Aufgaben
(A) Welche Länder oder Nationalitäten werden im Text über den America’s Cup erwähnt? Nenne jede Nennung mit dem Wortlaut aus dem Text.
(B) Wie ließe sich der Text über den America’s Cup im Anschluss an seinen letzten Satz fortführen?

Ausgangstext
★ ★ ★

Während dem einen nun doch wieder misslungen ist, die Krone des Segelsports nach Neuseeland zurückzuholen und die alte Rechnung mit seinem Land zu begleichen, das sich als Seegelnation betrachtet, gelingt dem anderen alles. Jimmy Spithill, Barkers Kontrahent und der Steuermann des amerikanischen Superkatamarans, hat das Unmögliche geschafft. Acht Mal hintereinander hat er gewonnen. Hat eine Aufholjagd hinbekommen, wie es sie im Segelsport selten und in der Geschichte des America’s Cup noch nie gegeben hat. Spithills anfänglich beinahe verspottete Zuversicht („We can win races“) hat die Entscheidung im letzten möglichen Rennen erzwungen. Nicht mal 1983, als die Australier mit zwei Rennen zunächst in Rückstand gerieten, sich dann aber berappelten und 4:3 gewannen, war der Ausgang vor dem letzten Rennen so ungewiss – und so folgenreich.

★ ★ ★

Bereitgestellte Daten
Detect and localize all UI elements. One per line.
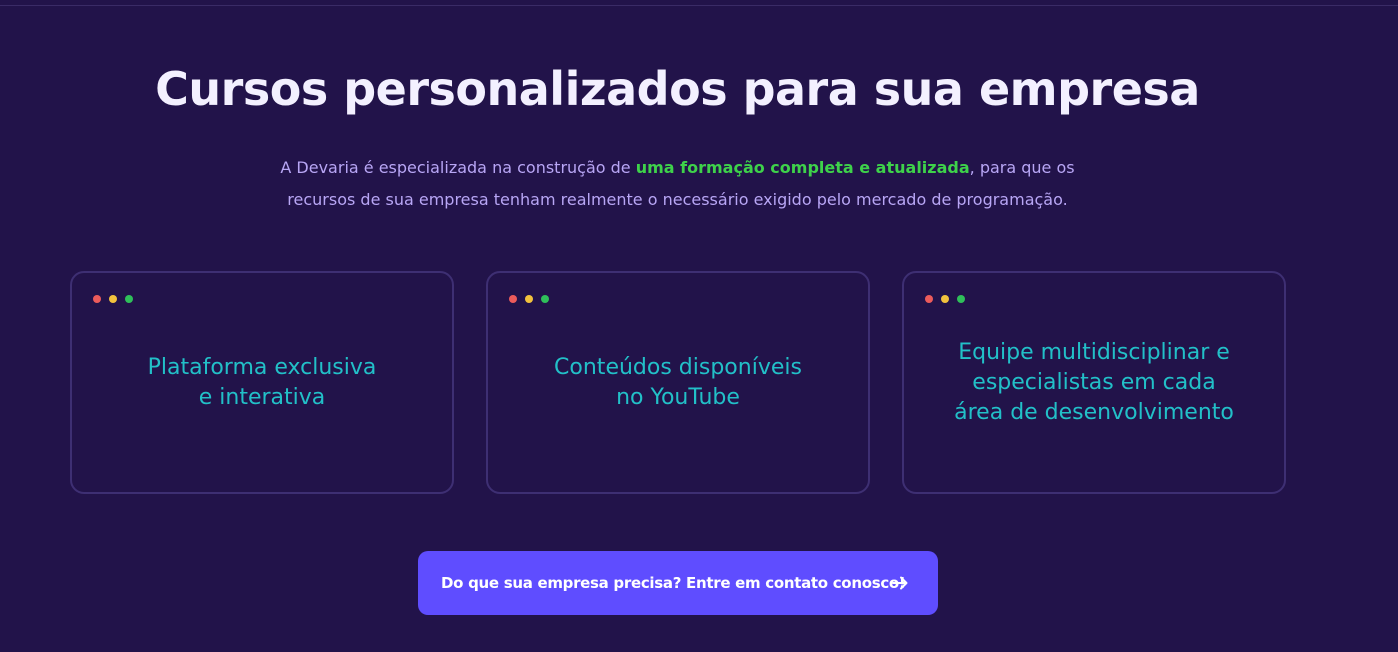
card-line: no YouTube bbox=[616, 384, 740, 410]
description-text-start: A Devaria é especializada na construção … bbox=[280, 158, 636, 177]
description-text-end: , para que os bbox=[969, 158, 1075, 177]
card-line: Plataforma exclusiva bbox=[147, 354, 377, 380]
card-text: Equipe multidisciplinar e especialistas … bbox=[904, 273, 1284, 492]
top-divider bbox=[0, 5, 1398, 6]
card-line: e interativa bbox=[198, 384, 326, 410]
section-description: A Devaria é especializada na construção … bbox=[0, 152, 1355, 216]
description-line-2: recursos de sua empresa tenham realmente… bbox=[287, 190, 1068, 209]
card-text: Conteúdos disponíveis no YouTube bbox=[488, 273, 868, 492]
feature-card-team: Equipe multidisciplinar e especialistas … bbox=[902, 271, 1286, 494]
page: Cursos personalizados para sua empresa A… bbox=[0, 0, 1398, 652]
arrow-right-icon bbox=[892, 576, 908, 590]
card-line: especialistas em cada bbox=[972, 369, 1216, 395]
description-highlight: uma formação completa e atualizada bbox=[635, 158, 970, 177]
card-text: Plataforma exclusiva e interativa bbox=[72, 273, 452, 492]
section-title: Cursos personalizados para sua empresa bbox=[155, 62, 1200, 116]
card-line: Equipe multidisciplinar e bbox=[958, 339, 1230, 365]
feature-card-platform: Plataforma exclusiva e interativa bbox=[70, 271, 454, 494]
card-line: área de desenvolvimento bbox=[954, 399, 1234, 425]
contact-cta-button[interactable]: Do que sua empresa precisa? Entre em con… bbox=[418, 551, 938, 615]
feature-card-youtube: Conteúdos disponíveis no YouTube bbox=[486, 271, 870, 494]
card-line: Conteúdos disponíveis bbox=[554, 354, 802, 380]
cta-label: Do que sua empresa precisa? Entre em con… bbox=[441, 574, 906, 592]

★ ★ ★

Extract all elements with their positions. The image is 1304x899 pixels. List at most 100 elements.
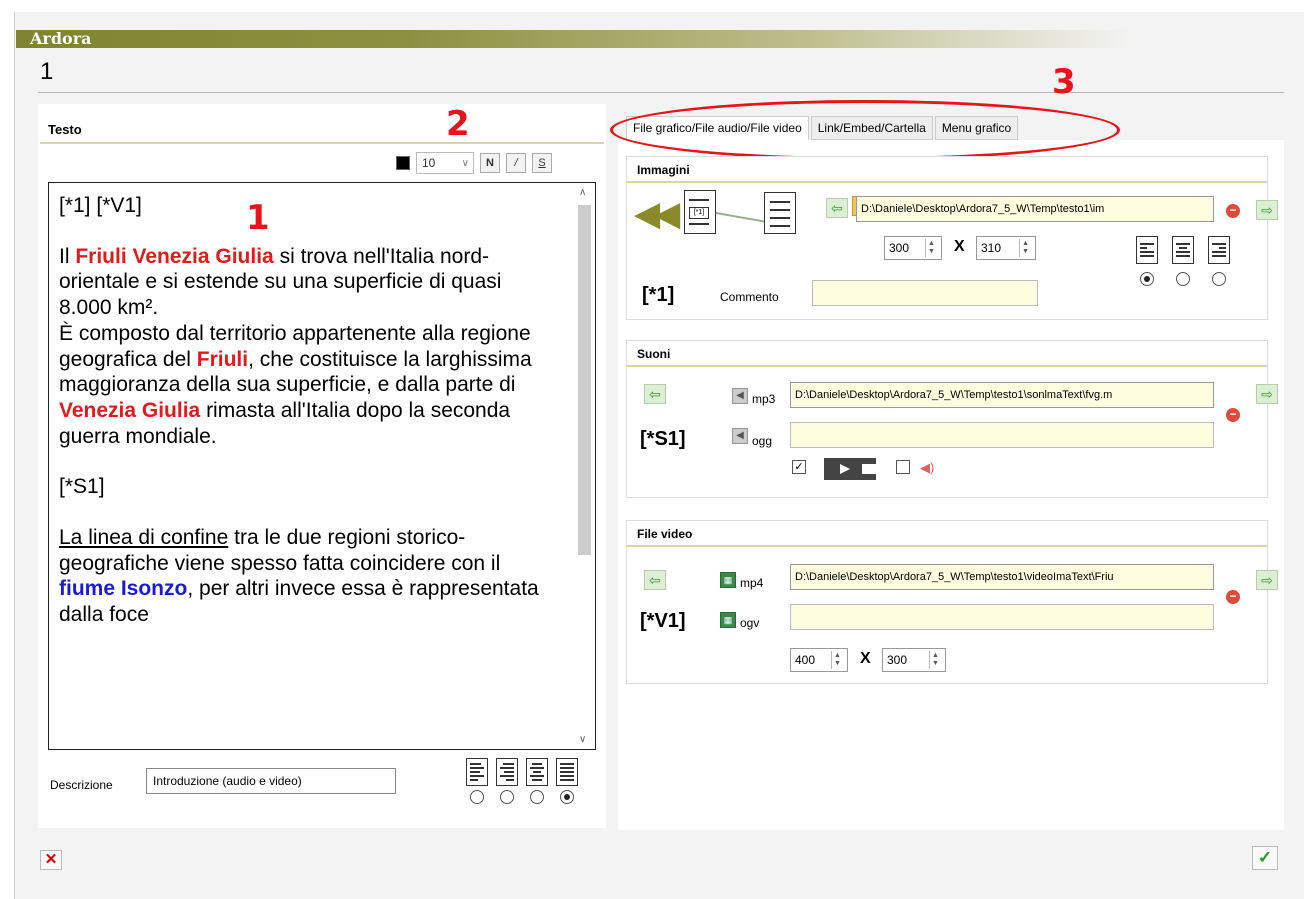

★ ★ ★

Lösungen
(A) Neuseeland („nach Neuseeland“), die USA („des amerikanischen Superkatamarans“), Australien („die Australier“)

(B)
Jimmy Spithill war vier Jahre alt, als einer seiner Nachbarn den Cup an Bord der „Australia II“ eroberte. Er schmiss für alle eine rauschende Party. Für den Jungen aus Sydney ein prägendes Erlebnis, wie er sagt. Früh schon galt er als Ausnahmetalent. Mit 21 war er der jüngste Skipper einer America’s-Cup-Yacht, zehn Jahre später der jüngste, der ihn gewinnen sollte, und mit 34 Jahren hat er ihn nun in dem längsten Schlagabtausch der Regattahistorie erfolgreich verteidigt. Schon vor dem Showdown am Mittwoch hatte der Titelverteidiger Oracle Team USA einen kleinen Vorsprung: Spithill und seine Crew waren nach einem Betrugsfall aus dem Vorjahr mit zwei Minuspunkten in die Rennserie gestartet, die mussten sie erst tilgen. So dass sie theoretisch vor dem entscheidenden Matchrace 10:8 nach Rennen führten.

Wie konnte das geschehen? Waren die Neuseeländer zum Auftakt der Rennserie nicht so stark, dass man sie für unschlagbar halten konnte? Hatte das US-Team mit Dirk de Ridder nicht auch den Mann verloren, der den 44 Meter hohen Flügelmast zu bedienen wusste. Es musste sich neu sortieren und brauchte dafür eine Woche, in der ihr die Zeit davonzulaufen drohte.

Obwohl Larry Ellison mit seinem Geld eine Phalanx internationaler Olympiasieger zusammengekauft und für die Vorbereitung seines Dreamteams zwei Katamarane hatte bauen lassen, war der Cupverteidiger auf dem zeitraubenden Amwind-Kurs viel zu langsam und in den Wendemanövern zu schwerfällig. Früh bauten die Kiwis, dirigiert von Taktiker Ray Davies, eine komfortable Führung mit drei Siegen in Folge.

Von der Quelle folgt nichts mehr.